- [Task details]:
Reproduce each line of the items below without any change, leaving out the pictures.

::: Data section :::

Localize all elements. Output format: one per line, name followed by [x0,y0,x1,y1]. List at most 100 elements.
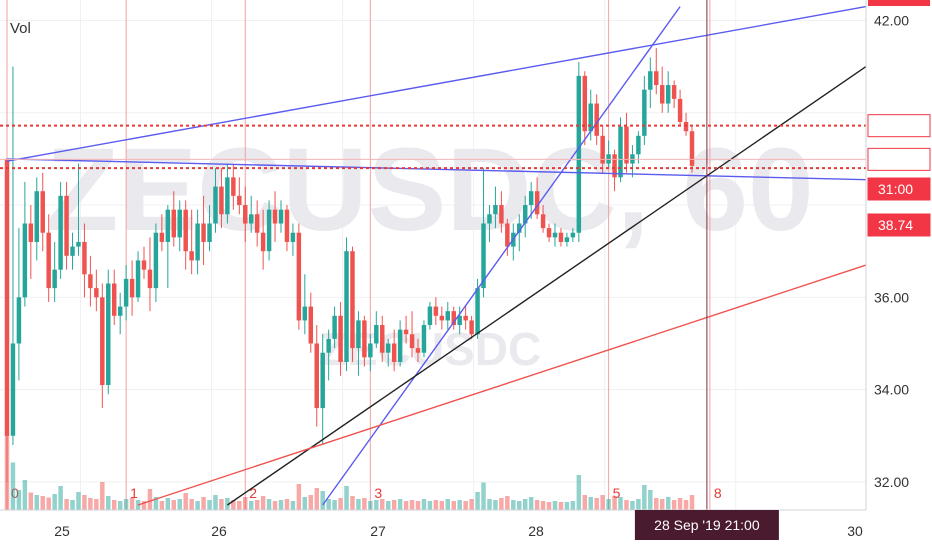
trendline[interactable] [6,5,867,162]
candle-body [659,85,665,104]
price-tag-label: 38.74 [878,217,913,233]
volume-bar [40,496,45,510]
volume-bar [76,492,81,510]
trendline[interactable] [6,158,867,181]
volume-bar [10,462,16,510]
volume-bar [487,499,492,510]
volume-bars [4,435,695,510]
volume-bar [570,501,576,510]
volume-bar [225,498,230,510]
candle-body [332,315,337,339]
volume-bar [481,482,486,510]
candle-body [82,241,87,275]
volume-bar [403,501,409,510]
volume-bar [374,500,379,510]
volume-bar [332,500,337,510]
volume-bar [421,499,427,510]
volume-bar [117,501,123,510]
candle-body [40,191,45,233]
volume-bar [34,495,40,510]
candle-body [546,228,552,238]
candle-body [272,209,278,224]
volume-bar [320,491,325,510]
volume-bar [636,499,641,510]
volume-bar [141,501,147,510]
volume-bar [338,498,343,510]
candle-body [445,311,451,321]
price-tag-label: 31:00 [878,181,913,197]
volume-bar [129,497,135,510]
price-tag [867,213,931,237]
candle-body [22,223,28,298]
candle-body [522,205,528,224]
candle-body [243,205,248,224]
candle-body [219,186,224,215]
candle-body [350,251,355,349]
volume-bar [272,501,278,510]
candle-body [100,297,105,386]
candle-body [278,209,284,224]
cycle-label: 1 [130,485,138,501]
candle-body [517,223,522,233]
volume-bar [266,499,272,510]
candle-body [636,135,641,155]
volume-bar [82,495,87,510]
volume-bar [213,495,218,510]
candle-body [34,191,40,242]
candle-body [391,343,397,362]
candle-body [4,158,10,436]
candle-body [654,71,659,86]
volume-bar [362,498,367,510]
candle-body [231,177,236,196]
volume-bar [439,501,445,510]
candle-body [320,352,325,409]
candle-body [493,205,498,215]
time-tick-label: 27 [370,523,386,539]
trendlines[interactable] [6,5,867,506]
candle-body [70,246,75,256]
candle-body [385,343,391,353]
candle-body [308,306,314,344]
candle-body [612,154,617,178]
volume-bar [528,497,534,510]
volume-bar [64,499,69,510]
volume-bar [409,500,415,510]
candle-body [576,75,582,233]
price-tag [867,177,931,201]
horizontal-lines[interactable] [0,124,866,170]
time-axis[interactable]: 25 26 27 28 30 28 Sep '19 21:00 [0,509,932,550]
candle-body [16,297,22,344]
candle-body [290,232,296,242]
candle-body [213,186,218,224]
volume-bar [123,499,129,510]
candle-body [248,214,254,224]
volume-bar [475,492,480,510]
volume-bar [231,500,236,510]
time-axis-bg [0,510,932,550]
candle-body [451,311,456,326]
volume-bar [677,498,683,510]
candle-body [362,320,367,358]
volume-bar [111,500,117,510]
trendline[interactable] [226,66,867,506]
trendline[interactable] [322,6,681,506]
candle-body [374,325,379,344]
candle-body [58,195,63,270]
volume-bar [46,497,51,510]
volume-bar [195,501,200,510]
candle-body [588,103,593,132]
volume-bar [28,492,34,510]
candle-body [475,288,480,335]
trendline[interactable] [137,264,867,506]
candle-body [10,343,16,436]
volume-bar [356,499,361,510]
candle-body [558,232,564,242]
volume-bar [517,501,522,510]
candle-body [189,251,194,261]
price-axis[interactable]: 42.00 36.00 34.00 32.00 39.72 38.99 31:00 38.74 [865,0,932,550]
volume-bar [183,493,188,510]
candle-body [594,103,599,136]
volume-bar [391,500,397,510]
candle-body [403,329,409,335]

:::

- [Written solution]:
Localize all elements. Output format: one per line, name followed by [x0,y0,x1,y1]. List at most 100 elements.
trendline[interactable] [6,5,867,162]
candle-body [659,85,665,104]
price-tag-label: 38.74 [878,217,913,233]
volume-bar [40,496,45,510]
volume-bar [76,492,81,510]
trendline[interactable] [6,158,867,181]
volume-bar [10,462,16,510]
volume-bar [487,499,492,510]
volume-bars [4,435,695,510]
volume-bar [570,501,576,510]
volume-bar [225,498,230,510]
candle-body [332,315,337,339]
volume-bar [481,482,486,510]
candle-body [82,241,87,275]
volume-bar [403,501,409,510]
volume-bar [374,500,379,510]
volume-bar [332,500,337,510]
volume-bar [421,499,427,510]
volume-bar [117,501,123,510]
candle-body [40,191,45,233]
volume-bar [34,495,40,510]
candle-body [546,228,552,238]
candle-body [272,209,278,224]
volume-bar [320,491,325,510]
volume-bar [636,499,641,510]
volume-bar [141,501,147,510]
volume-bar [338,498,343,510]
candle-body [445,311,451,321]
price-tag-label: 31:00 [878,181,913,197]
volume-bar [129,497,135,510]
price-tag [867,213,931,237]
candle-body [22,223,28,298]
candle-body [522,205,528,224]
candle-body [243,205,248,224]
candle-body [219,186,224,215]
candle-body [350,251,355,349]
volume-bar [272,501,278,510]
candle-body [100,297,105,386]
candle-body [278,209,284,224]
cycle-label: 1 [130,485,138,501]
candle-body [517,223,522,233]
volume-bar [266,499,272,510]
candle-body [636,135,641,155]
volume-bar [82,495,87,510]
volume-bar [213,495,218,510]
candle-body [34,191,40,242]
candle-body [391,343,397,362]
candle-body [4,158,10,436]
candle-body [654,71,659,86]
volume-bar [362,498,367,510]
candle-body [231,177,236,196]
volume-bar [439,501,445,510]
candle-body [320,352,325,409]
candle-body [493,205,498,215]
time-tick-label: 27 [370,523,386,539]
trendlines[interactable] [6,5,867,506]
candle-body [70,246,75,256]
candle-body [385,343,391,353]
candle-body [308,306,314,344]
candle-body [612,154,617,178]
volume-bar [528,497,534,510]
volume-bar [64,499,69,510]
volume-bar [409,500,415,510]
candle-body [576,75,582,233]
price-tag [867,177,931,201]
horizontal-lines[interactable] [0,124,866,170]
time-axis[interactable]: 25 26 27 28 30 28 Sep '19 21:00 [0,509,932,550]
candle-body [16,297,22,344]
candle-body [290,232,296,242]
candle-body [213,186,218,224]
volume-bar [123,499,129,510]
candle-body [248,214,254,224]
volume-bar [475,492,480,510]
volume-bar [231,500,236,510]
time-axis-bg [0,510,932,550]
candle-body [451,311,456,326]
volume-bar [677,498,683,510]
candle-body [362,320,367,358]
volume-bar [111,500,117,510]
trendline[interactable] [226,66,867,506]
trendline[interactable] [322,6,681,506]
candle-body [374,325,379,344]
candle-body [58,195,63,270]
volume-bar [46,497,51,510]
volume-bar [195,501,200,510]
candle-body [588,103,593,132]
volume-bar [28,492,34,510]
candle-body [475,288,480,335]
trendline[interactable] [137,264,867,506]
candle-body [10,343,16,436]
volume-bar [356,499,361,510]
candle-body [558,232,564,242]
volume-bar [517,501,522,510]
candle-body [189,251,194,261]
price-axis[interactable]: 42.00 36.00 34.00 32.00 39.72 38.99 31:00 38.74 [865,0,932,550]
volume-bar [183,493,188,510]
candle-body [594,103,599,136]
volume-bar [391,500,397,510]
candle-body [403,329,409,335]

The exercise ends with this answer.